[Instruction]
From the start of the listing through the line containing "header-cell-size-24: 24 (902, 734, 975, 762)", write the lines out again, substituting "data-cell" for every "value-cell" and leaving everything else as it is.

(Boxed element entries)

— start —

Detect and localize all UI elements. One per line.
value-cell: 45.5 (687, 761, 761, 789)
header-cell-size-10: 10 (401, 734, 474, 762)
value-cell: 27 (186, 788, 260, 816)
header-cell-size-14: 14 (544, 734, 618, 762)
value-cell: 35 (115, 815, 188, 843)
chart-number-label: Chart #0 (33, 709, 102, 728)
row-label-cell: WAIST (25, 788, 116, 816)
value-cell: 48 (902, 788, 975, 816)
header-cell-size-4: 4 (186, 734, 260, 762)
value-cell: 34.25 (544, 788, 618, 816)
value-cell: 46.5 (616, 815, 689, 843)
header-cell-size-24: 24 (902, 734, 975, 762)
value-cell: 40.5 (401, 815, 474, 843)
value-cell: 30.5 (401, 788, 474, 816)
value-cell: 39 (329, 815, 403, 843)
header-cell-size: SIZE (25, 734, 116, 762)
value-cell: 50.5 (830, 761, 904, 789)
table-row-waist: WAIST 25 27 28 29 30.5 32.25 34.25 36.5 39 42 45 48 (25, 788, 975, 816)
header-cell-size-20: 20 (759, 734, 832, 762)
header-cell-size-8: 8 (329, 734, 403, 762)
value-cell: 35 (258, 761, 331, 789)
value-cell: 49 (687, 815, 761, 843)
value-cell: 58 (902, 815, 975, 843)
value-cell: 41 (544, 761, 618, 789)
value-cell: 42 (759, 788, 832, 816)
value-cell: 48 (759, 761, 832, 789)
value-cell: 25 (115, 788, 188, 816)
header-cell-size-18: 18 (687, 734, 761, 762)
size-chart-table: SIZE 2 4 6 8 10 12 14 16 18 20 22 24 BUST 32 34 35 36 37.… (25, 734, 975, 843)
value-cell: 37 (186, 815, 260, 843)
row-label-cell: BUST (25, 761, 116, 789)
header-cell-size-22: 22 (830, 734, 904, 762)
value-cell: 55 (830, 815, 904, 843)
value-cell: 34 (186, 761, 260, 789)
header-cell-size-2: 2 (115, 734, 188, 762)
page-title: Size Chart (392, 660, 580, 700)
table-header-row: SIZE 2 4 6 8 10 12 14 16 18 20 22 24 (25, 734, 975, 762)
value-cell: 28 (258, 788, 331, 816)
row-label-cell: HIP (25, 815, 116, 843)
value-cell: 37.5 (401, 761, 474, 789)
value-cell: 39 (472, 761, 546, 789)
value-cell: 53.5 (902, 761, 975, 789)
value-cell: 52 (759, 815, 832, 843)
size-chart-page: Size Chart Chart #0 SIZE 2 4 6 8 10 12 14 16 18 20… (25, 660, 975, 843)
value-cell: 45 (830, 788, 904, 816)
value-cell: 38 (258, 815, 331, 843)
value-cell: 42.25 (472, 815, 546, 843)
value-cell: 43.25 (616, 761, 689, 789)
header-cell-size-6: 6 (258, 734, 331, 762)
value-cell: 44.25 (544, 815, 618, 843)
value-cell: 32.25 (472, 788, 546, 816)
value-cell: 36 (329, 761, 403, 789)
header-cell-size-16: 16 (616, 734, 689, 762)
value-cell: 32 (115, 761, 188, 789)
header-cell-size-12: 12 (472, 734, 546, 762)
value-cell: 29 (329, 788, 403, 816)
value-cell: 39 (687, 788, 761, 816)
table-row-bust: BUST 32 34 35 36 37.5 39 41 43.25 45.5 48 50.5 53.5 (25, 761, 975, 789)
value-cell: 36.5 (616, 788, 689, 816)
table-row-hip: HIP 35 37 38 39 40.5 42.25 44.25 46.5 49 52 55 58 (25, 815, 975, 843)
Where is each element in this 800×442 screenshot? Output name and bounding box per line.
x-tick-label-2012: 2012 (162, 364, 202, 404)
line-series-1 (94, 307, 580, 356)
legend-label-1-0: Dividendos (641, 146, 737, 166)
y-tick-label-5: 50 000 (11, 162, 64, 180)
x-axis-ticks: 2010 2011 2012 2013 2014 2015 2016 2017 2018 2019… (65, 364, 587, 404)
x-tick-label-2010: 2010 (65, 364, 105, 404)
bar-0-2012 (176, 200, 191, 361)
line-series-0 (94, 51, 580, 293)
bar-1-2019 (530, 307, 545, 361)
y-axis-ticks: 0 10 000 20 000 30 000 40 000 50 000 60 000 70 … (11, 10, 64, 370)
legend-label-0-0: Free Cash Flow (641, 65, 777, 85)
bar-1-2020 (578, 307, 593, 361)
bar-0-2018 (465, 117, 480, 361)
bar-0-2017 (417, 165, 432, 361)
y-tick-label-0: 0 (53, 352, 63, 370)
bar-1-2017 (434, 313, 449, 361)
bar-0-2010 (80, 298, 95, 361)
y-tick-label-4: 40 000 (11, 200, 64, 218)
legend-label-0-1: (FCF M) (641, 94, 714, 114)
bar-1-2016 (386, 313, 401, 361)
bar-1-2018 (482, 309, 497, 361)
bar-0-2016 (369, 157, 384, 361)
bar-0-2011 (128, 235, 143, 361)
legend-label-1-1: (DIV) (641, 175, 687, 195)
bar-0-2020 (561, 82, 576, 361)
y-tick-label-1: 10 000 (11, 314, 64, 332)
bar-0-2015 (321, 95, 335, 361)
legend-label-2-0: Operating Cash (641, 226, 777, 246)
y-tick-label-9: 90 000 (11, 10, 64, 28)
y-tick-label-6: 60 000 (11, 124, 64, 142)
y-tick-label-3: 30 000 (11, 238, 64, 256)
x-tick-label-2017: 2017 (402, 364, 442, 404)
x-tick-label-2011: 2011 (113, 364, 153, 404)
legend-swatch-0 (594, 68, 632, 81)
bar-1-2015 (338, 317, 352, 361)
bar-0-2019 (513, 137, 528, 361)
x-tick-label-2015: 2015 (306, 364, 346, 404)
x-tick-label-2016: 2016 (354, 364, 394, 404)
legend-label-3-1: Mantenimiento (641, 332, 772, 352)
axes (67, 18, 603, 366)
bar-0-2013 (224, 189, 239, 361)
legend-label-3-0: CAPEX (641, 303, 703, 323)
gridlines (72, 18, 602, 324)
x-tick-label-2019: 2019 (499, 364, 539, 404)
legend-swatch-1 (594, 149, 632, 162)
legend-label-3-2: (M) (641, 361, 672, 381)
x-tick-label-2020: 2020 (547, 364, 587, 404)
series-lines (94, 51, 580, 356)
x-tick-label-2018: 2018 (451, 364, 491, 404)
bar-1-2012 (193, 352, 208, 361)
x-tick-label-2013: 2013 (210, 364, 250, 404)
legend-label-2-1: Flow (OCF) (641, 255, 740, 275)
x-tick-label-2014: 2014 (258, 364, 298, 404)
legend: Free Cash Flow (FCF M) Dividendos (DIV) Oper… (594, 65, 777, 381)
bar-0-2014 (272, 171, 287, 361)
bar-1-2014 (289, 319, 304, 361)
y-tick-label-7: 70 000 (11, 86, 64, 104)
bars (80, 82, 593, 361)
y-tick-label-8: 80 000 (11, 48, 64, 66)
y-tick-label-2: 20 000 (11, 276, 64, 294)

— end —

[Response to the task]
Detect and localize all UI elements. One per line.
data-cell: 45.5 (687, 761, 761, 789)
header-cell-size-10: 10 (401, 734, 474, 762)
data-cell: 27 (186, 788, 260, 816)
header-cell-size-14: 14 (544, 734, 618, 762)
data-cell: 35 (115, 815, 188, 843)
chart-number-label: Chart #0 (33, 709, 102, 728)
row-label-cell: WAIST (25, 788, 116, 816)
data-cell: 48 (902, 788, 975, 816)
header-cell-size-4: 4 (186, 734, 260, 762)
data-cell: 34.25 (544, 788, 618, 816)
data-cell: 46.5 (616, 815, 689, 843)
header-cell-size-24: 24 (902, 734, 975, 762)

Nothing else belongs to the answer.